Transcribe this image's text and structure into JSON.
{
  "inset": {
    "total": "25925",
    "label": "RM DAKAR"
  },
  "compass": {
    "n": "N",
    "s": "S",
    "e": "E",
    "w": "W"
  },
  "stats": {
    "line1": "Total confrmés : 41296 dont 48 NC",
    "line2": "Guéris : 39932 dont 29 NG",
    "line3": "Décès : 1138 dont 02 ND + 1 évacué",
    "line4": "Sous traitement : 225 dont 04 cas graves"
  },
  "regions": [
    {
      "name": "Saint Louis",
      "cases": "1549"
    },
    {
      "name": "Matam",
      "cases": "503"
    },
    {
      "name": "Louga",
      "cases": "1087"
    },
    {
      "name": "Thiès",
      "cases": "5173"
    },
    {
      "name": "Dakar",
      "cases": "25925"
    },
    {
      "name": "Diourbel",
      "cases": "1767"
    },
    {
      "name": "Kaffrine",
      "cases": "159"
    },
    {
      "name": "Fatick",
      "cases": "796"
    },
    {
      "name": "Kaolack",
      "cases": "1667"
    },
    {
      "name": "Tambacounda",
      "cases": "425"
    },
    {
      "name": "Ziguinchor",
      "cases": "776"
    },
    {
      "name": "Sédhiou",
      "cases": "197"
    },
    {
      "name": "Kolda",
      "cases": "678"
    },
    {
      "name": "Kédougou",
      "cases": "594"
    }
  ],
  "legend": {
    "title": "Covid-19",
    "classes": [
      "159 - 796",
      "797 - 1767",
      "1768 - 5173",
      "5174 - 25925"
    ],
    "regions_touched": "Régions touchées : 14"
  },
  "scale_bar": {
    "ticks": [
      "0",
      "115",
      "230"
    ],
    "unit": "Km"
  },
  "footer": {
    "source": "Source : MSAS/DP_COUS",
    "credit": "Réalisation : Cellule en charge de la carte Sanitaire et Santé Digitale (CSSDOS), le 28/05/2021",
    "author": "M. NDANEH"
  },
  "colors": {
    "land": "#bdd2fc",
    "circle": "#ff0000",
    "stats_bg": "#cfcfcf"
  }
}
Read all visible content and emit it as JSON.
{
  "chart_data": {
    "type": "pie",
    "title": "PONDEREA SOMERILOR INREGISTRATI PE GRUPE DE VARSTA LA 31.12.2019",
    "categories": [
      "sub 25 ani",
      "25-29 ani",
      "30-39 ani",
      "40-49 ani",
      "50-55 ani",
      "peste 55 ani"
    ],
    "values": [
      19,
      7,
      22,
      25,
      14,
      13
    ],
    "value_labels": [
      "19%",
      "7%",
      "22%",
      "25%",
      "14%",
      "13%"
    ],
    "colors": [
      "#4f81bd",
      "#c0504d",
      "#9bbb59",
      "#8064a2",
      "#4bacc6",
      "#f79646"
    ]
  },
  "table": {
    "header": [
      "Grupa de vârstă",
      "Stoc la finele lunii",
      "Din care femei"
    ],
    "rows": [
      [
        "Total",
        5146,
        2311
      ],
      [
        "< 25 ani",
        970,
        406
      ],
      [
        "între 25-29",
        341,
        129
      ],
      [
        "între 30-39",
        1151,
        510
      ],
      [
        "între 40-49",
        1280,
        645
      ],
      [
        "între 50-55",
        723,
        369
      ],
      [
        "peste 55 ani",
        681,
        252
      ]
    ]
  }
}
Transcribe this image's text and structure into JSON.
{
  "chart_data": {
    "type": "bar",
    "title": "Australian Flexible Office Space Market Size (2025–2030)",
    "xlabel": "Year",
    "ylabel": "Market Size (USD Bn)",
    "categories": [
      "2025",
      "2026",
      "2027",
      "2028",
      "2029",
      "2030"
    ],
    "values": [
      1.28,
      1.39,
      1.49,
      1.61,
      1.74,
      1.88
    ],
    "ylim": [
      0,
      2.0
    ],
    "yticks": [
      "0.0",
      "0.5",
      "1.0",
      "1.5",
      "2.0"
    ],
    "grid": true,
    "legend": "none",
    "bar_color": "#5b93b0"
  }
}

----

Exercise task: Above are the records. Identify each line that contains the word "între".

Result of this exercise:
        "între 25-29",
        "între 30-39",
        "între 40-49",
        "între 50-55",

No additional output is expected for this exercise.